#### DIRECTIONS FOR THIS TASK:
Locate every line in the material below that has the word "beradi". Copy each of those lines.

#### MATERIALS PROVIDED:
================

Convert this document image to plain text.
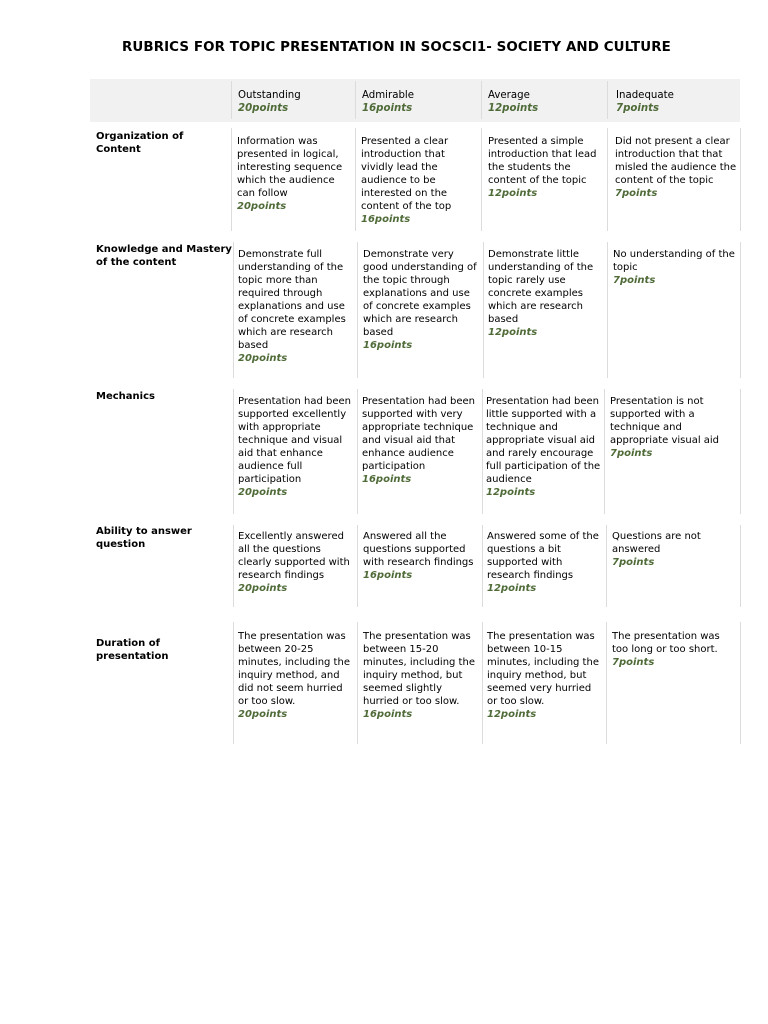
RUBRICS FOR TOPIC PRESENTATION IN SOCSCI1- SOCIETY AND CULTURE
Outstanding
20points
Admirable
16points
Average
12points
Inadequate
7points
Organization of Content
Information was presented in logical, interesting sequence which the audience can follow
20points
Presented a clear introduction that vividly lead the audience to be interested on the content of the top
16points
Presented a simple introduction that lead the students the content of the topic
12points
Did not present a clear introduction that that misled the audience the content of the topic
7points
Knowledge and Mastery of the content
Demonstrate full understanding of the topic more than required through explanations and use of concrete examples which are research based
20points
Demonstrate very good understanding of the topic through explanations and use of concrete examples which are research based
16points
Demonstrate little understanding of the topic rarely use concrete examples which are research based
12points
No understanding of the topic
7points
Mechanics	Presentation had been supported excellently with appropriate technique and visual aid that enhance audience full participation
20points
Presentation had been supported with very appropriate technique and visual aid that enhance audience participation
16points
Presentation had been little supported with a technique and appropriate visual aid and rarely encourage full participation of the audience
12points
Presentation is not supported with a technique and appropriate visual aid
7points
Ability to answer question
Excellently answered all the questions clearly supported with research findings
20points
Answered all the questions supported with research findings
16points
Answered some of the questions a bit supported with research findings
12points
Questions are not answered
7points
Duration of presentation
The presentation was between 20-25 minutes, including the inquiry method, and did not seem hurried or too slow.
20points
The presentation was between 15-20 minutes, including the inquiry method, but seemed slightly hurried or too slow.
16points
The presentation was between 10-15 minutes, including the inquiry method, but seemed very hurried or too slow.
12points
The presentation was too long or too short.
7points
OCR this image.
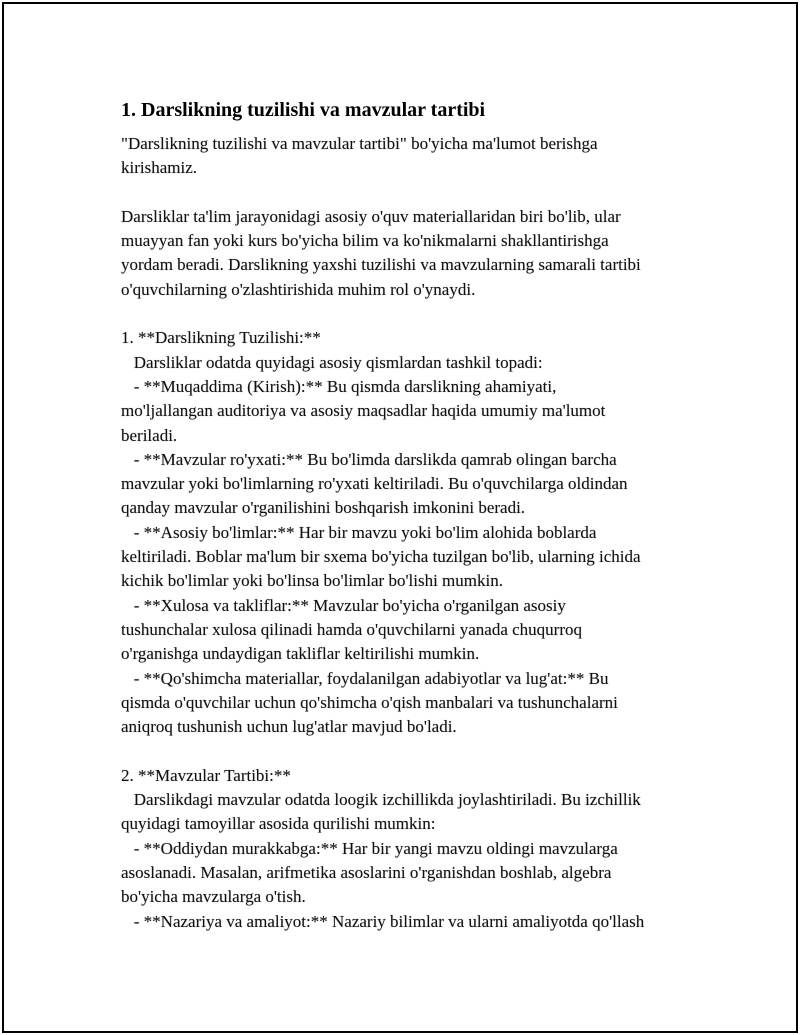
1. Darslikning tuzilishi va mavzular tartibi

"Darslikning tuzilishi va mavzular tartibi" bo'yicha ma'lumot berishga
kirishamiz.

Darsliklar ta'lim jarayonidagi asosiy o'quv materiallaridan biri bo'lib, ular
muayyan fan yoki kurs bo'yicha bilim va ko'nikmalarni shakllantirishga
yordam beradi. Darslikning yaxshi tuzilishi va mavzularning samarali tartibi
o'quvchilarning o'zlashtirishida muhim rol o'ynaydi.

1. **Darslikning Tuzilishi:**
Darsliklar odatda quyidagi asosiy qismlardan tashkil topadi:
- **Muqaddima (Kirish):** Bu qismda darslikning ahamiyati,
mo'ljallangan auditoriya va asosiy maqsadlar haqida umumiy ma'lumot
beriladi.
- **Mavzular ro'yxati:** Bu bo'limda darslikda qamrab olingan barcha
mavzular yoki bo'limlarning ro'yxati keltiriladi. Bu o'quvchilarga oldindan
qanday mavzular o'rganilishini boshqarish imkonini beradi.
- **Asosiy bo'limlar:** Har bir mavzu yoki bo'lim alohida boblarda
keltiriladi. Boblar ma'lum bir sxema bo'yicha tuzilgan bo'lib, ularning ichida
kichik bo'limlar yoki bo'linsa bo'limlar bo'lishi mumkin.
- **Xulosa va takliflar:** Mavzular bo'yicha o'rganilgan asosiy
tushunchalar xulosa qilinadi hamda o'quvchilarni yanada chuqurroq
o'rganishga undaydigan takliflar keltirilishi mumkin.
- **Qo'shimcha materiallar, foydalanilgan adabiyotlar va lug'at:** Bu
qismda o'quvchilar uchun qo'shimcha o'qish manbalari va tushunchalarni
aniqroq tushunish uchun lug'atlar mavjud bo'ladi.

2. **Mavzular Tartibi:**
Darslikdagi mavzular odatda loogik izchillikda joylashtiriladi. Bu izchillik
quyidagi tamoyillar asosida qurilishi mumkin:
- **Oddiydan murakkabga:** Har bir yangi mavzu oldingi mavzularga
asoslanadi. Masalan, arifmetika asoslarini o'rganishdan boshlab, algebra
bo'yicha mavzularga o'tish.
- **Nazariya va amaliyot:** Nazariy bilimlar va ularni amaliyotda qo'llash
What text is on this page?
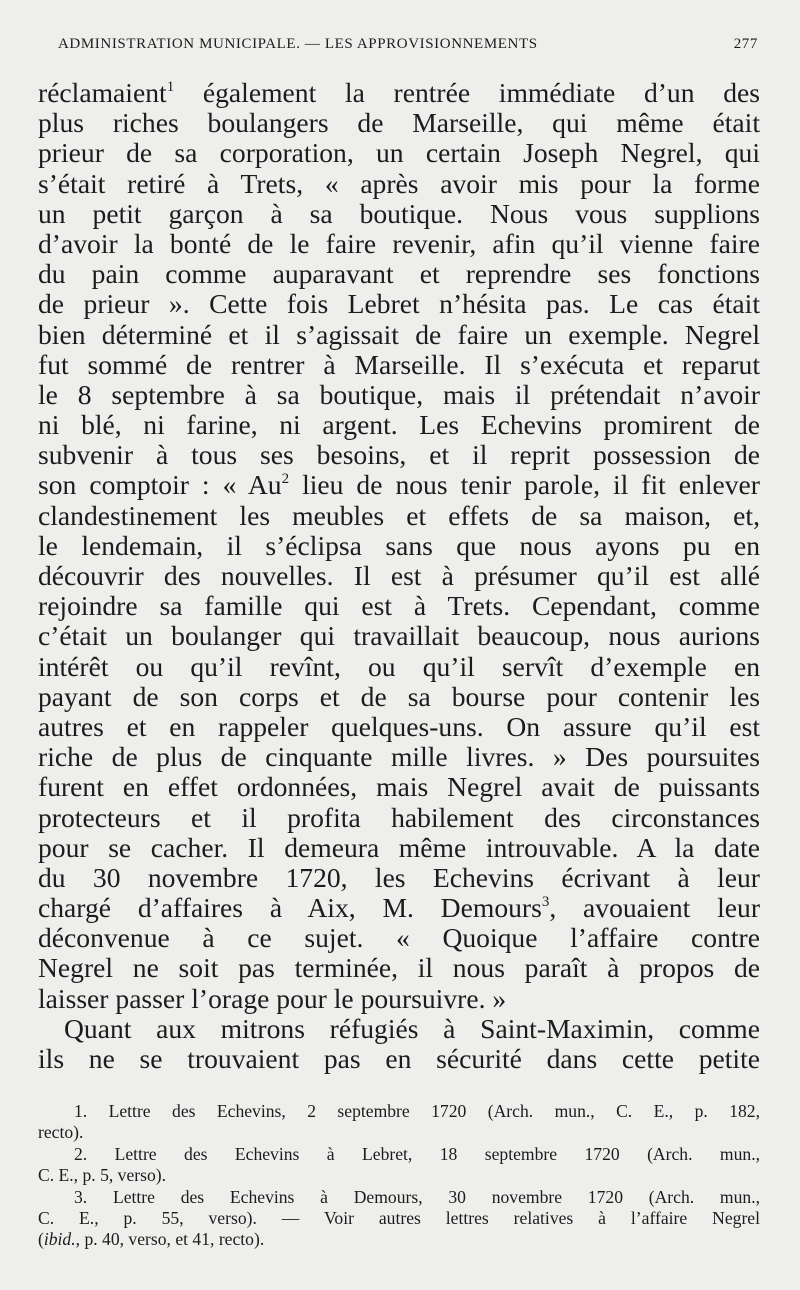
ADMINISTRATION MUNICIPALE. — LES APPROVISIONNEMENTS	277
réclamaient$^1$ également la rentrée immédiate d’un des
plus riches boulangers de Marseille, qui même était
prieur de sa corporation, un certain Joseph Negrel, qui
s’était retiré à Trets, « après avoir mis pour la forme
un petit garçon à sa boutique. Nous vous supplions
d’avoir la bonté de le faire revenir, afin qu’il vienne faire
du pain comme auparavant et reprendre ses fonctions
de prieur ». Cette fois Lebret n’hésita pas. Le cas était
bien déterminé et il s’agissait de faire un exemple. Negrel
fut sommé de rentrer à Marseille. Il s’exécuta et reparut
le 8 septembre à sa boutique, mais il prétendait n’avoir
ni blé, ni farine, ni argent. Les Echevins promirent de
subvenir à tous ses besoins, et il reprit possession de
son comptoir : « Au$^2$ lieu de nous tenir parole, il fit enlever
clandestinement les meubles et effets de sa maison, et,
le lendemain, il s’éclipsa sans que nous ayons pu en
découvrir des nouvelles. Il est à présumer qu’il est allé
rejoindre sa famille qui est à Trets. Cependant, comme
c’était un boulanger qui travaillait beaucoup, nous aurions
intérêt ou qu’il revînt, ou qu’il servît d’exemple en
payant de son corps et de sa bourse pour contenir les
autres et en rappeler quelques-uns. On assure qu’il est
riche de plus de cinquante mille livres. » Des poursuites
furent en effet ordonnées, mais Negrel avait de puissants
protecteurs et il profita habilement des circonstances
pour se cacher. Il demeura même introuvable. A la date
du 30 novembre 1720, les Echevins écrivant à leur
chargé d’affaires à Aix, M. Demours$^3$, avouaient leur
déconvenue à ce sujet. « Quoique l’affaire contre
Negrel ne soit pas terminée, il nous paraît à propos de
laisser passer l’orage pour le poursuivre. »
Quant aux mitrons réfugiés à Saint-Maximin, comme
ils ne se trouvaient pas en sécurité dans cette petite
1. Lettre des Echevins, 2 septembre 1720 (Arch. mun., C. E., p. 182,
recto).
2. Lettre des Echevins à Lebret, 18 septembre 1720 (Arch. mun.,
C. E., p. 5, verso).
3. Lettre des Echevins à Demours, 30 novembre 1720 (Arch. mun.,
C. E., p. 55, verso). — Voir autres lettres relatives à l’affaire Negrel
(ibid., p. 40, verso, et 41, recto).
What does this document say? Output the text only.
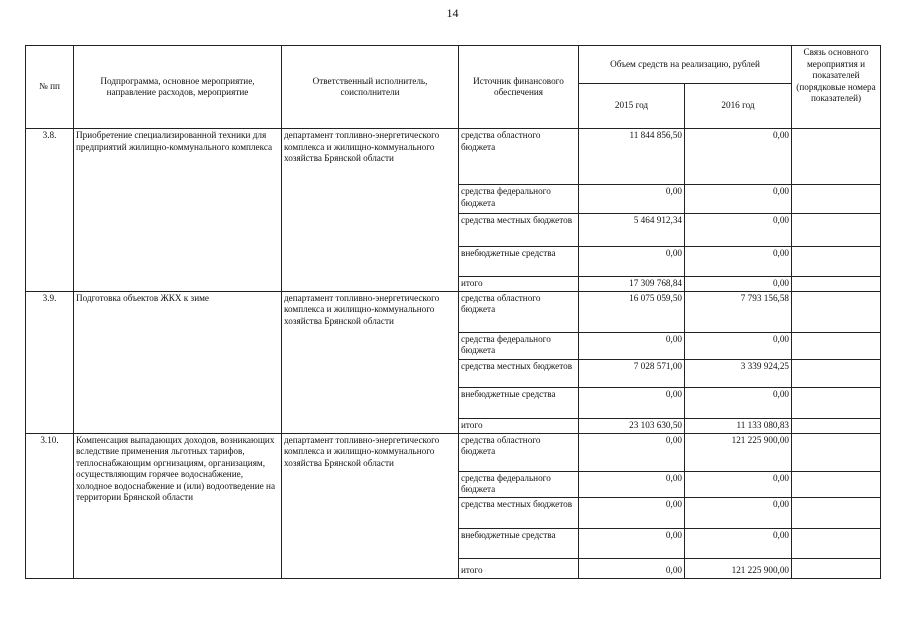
14
№ пп	Подпрограмма, основное мероприятие, направление расходов, мероприятие	Ответственный исполнитель, соисполнители	Источник финансового обеспечения	Объем средств на реализацию, рублей		Связь основного мероприятия и показателей (порядковые номера показателей)
				2015 год	2016 год	
3.8.	Приобретение специализированной техники для предприятий жилищно-коммунального комплекса	департамент топливно-энергетического комплекса и жилищно-коммунального хозяйства Брянской области	средства областного бюджета	11 844 856,50	0,00	
			средства федерального бюджета	0,00	0,00	
			средства местных бюджетов	5 464 912,34	0,00	
			внебюджетные средства	0,00	0,00	
			итого	17 309 768,84	0,00	
3.9.	Подготовка объектов ЖКХ к зиме	департамент топливно-энергетического комплекса и жилищно-коммунального хозяйства Брянской области	средства областного бюджета	16 075 059,50	7 793 156,58	
			средства федерального бюджета	0,00	0,00	
			средства местных бюджетов	7 028 571,00	3 339 924,25	
			внебюджетные средства	0,00	0,00	
			итого	23 103 630,50	11 133 080,83	
3.10.	Компенсация выпадающих доходов, возникающих вследствие применения льготных тарифов, теплоснабжающим оргнизациям, организациям, осуществляющим горячее водоснабжение, холодное водоснабжение и (или) водоотведение на территории Брянской области	департамент топливно-энергетического комплекса и жилищно-коммунального хозяйства Брянской области	средства областного бюджета	0,00	121 225 900,00	
			средства федерального бюджета	0,00	0,00	
			средства местных бюджетов	0,00	0,00	
			внебюджетные средства	0,00	0,00	
			итого	0,00	121 225 900,00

================

#### EXERCISE ANSWER:
yordam beradi. Darslikning yaxshi tuzilishi va mavzularning samarali tartibi
qanday mavzular o'rganilishini boshqarish imkonini beradi.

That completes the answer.